## BEGIN Material provided

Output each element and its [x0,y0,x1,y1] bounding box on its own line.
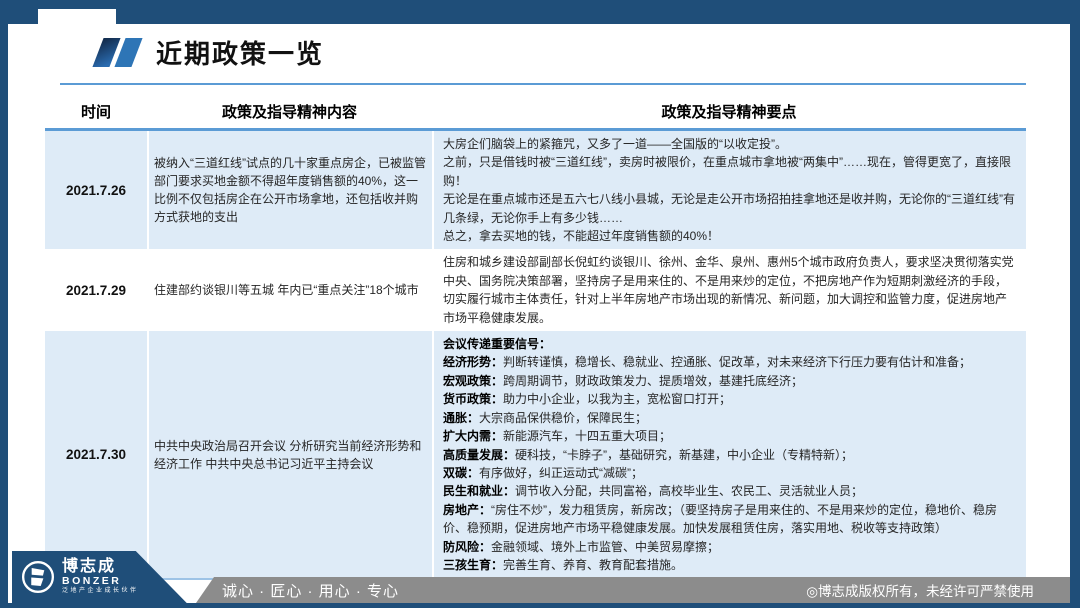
points-cell: 大房企们脑袋上的紧箍咒，又多了一道——全国版的“以收定投”。之前，只是借钱时被“… [434,131,1026,249]
column-header-content: 政策及指导精神内容 [147,101,432,122]
brand-tagline: 泛地产企业成长伙伴 [62,587,139,596]
footer-bar: 诚心 · 匠心 · 用心 · 专心 ◎博志成版权所有，未经许可严禁使用 [196,577,1070,603]
frame-right-bar [1070,0,1080,608]
point-label: 宏观政策： [443,374,503,388]
point-line: 通胀：大宗商品保供稳价，保障民生； [443,409,1017,427]
bonzer-logo-icon [20,559,56,595]
point-line: 宏观政策：跨周期调节，财政政策发力、提质增效，基建托底经济； [443,372,1017,390]
content-cell: 住建部约谈银川等五城 年内已“重点关注”18个城市 [149,249,434,331]
points-cell: 住房和城乡建设部副部长倪虹约谈银川、徐州、金华、泉州、惠州5个城市政府负责人，要… [434,249,1026,331]
footer-copyright: ◎博志成版权所有，未经许可严禁使用 [806,580,1034,600]
point-line: 经济形势：判断转谨慎，稳增长、稳就业、控通胀、促改革，对未来经济下行压力要有估计… [443,353,1017,371]
policy-table: 时间 政策及指导精神内容 政策及指导精神要点 2021.7.26 被纳入“三道红… [45,95,1026,580]
column-header-points: 政策及指导精神要点 [432,101,1026,122]
content-cell: 中共中央政治局召开会议 分析研究当前经济形势和经济工作 中共中央总书记习近平主持… [149,331,434,578]
points-cell: 会议传递重要信号： 经济形势：判断转谨慎，稳增长、稳就业、控通胀、促改革，对未来经… [434,331,1026,578]
brand-text: 博志成 BONZER 泛地产企业成长伙伴 [62,559,139,596]
point-label: 经济形势： [443,355,503,369]
point-line: 三孩生育：完善生育、养育、教育配套措施。 [443,556,1017,574]
point-line: 双碳：有序做好，纠正运动式“减碳”； [443,464,1017,482]
table-body: 2021.7.26 被纳入“三道红线”试点的几十家重点房企，已被监管部门要求买地… [45,128,1026,580]
point-line: 高质量发展：硬科技，“卡脖子”，基础研究，新基建，中小企业（专精特新）； [443,446,1017,464]
brand-name-en: BONZER [62,575,139,587]
date-cell: 2021.7.26 [45,131,149,249]
point-label: 货币政策： [443,392,503,406]
title-slashes-icon [98,38,142,67]
point-line: 大房企们脑袋上的紧箍咒，又多了一道——全国版的“以收定投”。 [443,135,1017,153]
point-label: 房地产： [443,503,491,517]
point-label: 会议传递重要信号： [443,337,551,351]
point-line: 扩大内需：新能源汽车，十四五重大项目； [443,427,1017,445]
title-block: 近期政策一览 [98,34,324,71]
point-label: 民生和就业： [443,484,515,498]
point-line: 民生和就业：调节收入分配，共同富裕，高校毕业生、农民工、灵活就业人员； [443,482,1017,500]
date-cell: 2021.7.30 [45,331,149,578]
slide-page: 近期政策一览 时间 政策及指导精神内容 政策及指导精神要点 2021.7.26 … [0,0,1080,608]
point-line: 会议传递重要信号： [443,335,1017,353]
table-header-row: 时间 政策及指导精神内容 政策及指导精神要点 [45,95,1026,128]
frame-top-bar [0,0,1080,24]
table-row: 2021.7.26 被纳入“三道红线”试点的几十家重点房企，已被监管部门要求买地… [45,131,1026,249]
point-line: 之前，只是借钱时被“三道红线”，卖房时被限价，在重点城市拿地被“两集中”……现在… [443,153,1017,190]
point-label: 双碳： [443,466,479,480]
top-left-notch [38,9,116,25]
point-line: 无论是在重点城市还是五六七八线小县城，无论是走公开市场招拍挂拿地还是收并购，无论… [443,190,1017,227]
point-line: 住房和城乡建设部副部长倪虹约谈银川、徐州、金华、泉州、惠州5个城市政府负责人，要… [443,253,1017,327]
page-title: 近期政策一览 [156,34,324,71]
point-label: 高质量发展： [443,448,515,462]
table-row: 2021.7.29 住建部约谈银川等五城 年内已“重点关注”18个城市 住房和城… [45,249,1026,331]
date-cell: 2021.7.29 [45,249,149,331]
point-line: 房地产：“房住不炒”，发力租赁房，新房改；（要坚持房子是用来住的、不是用来炒的定… [443,501,1017,538]
point-label: 三孩生育： [443,558,503,572]
point-label: 防风险： [443,540,491,554]
content-cell: 被纳入“三道红线”试点的几十家重点房企，已被监管部门要求买地金额不得超年度销售额… [149,131,434,249]
frame-left-bar [0,0,8,608]
title-underline [60,83,1026,85]
point-label: 扩大内需： [443,429,503,443]
brand-name-cn: 博志成 [62,559,139,575]
table-row: 2021.7.30 中共中央政治局召开会议 分析研究当前经济形势和经济工作 中共… [45,331,1026,578]
point-line: 防风险：金融领域、境外上市监管、中美贸易摩擦； [443,538,1017,556]
point-line: 货币政策：助力中小企业，以我为主，宽松窗口打开； [443,390,1017,408]
point-label: 通胀： [443,411,479,425]
column-header-time: 时间 [45,101,147,122]
footer-slogan: 诚心 · 匠心 · 用心 · 专心 [222,580,399,601]
frame-bottom-bar [0,603,1080,608]
point-line: 总之，拿去买地的钱，不能超过年度销售额的40%！ [443,227,1017,245]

## END Material provided

| Work to do |
Report every line of the items above that contains the string "高质量发展", matching case exactly.

| Full solution |
point-line: 高质量发展：硬科技，“卡脖子”，基础研究，新基建，中小企业（专精特新）； [443,446,1017,464]
point-label: 高质量发展： [443,448,515,462]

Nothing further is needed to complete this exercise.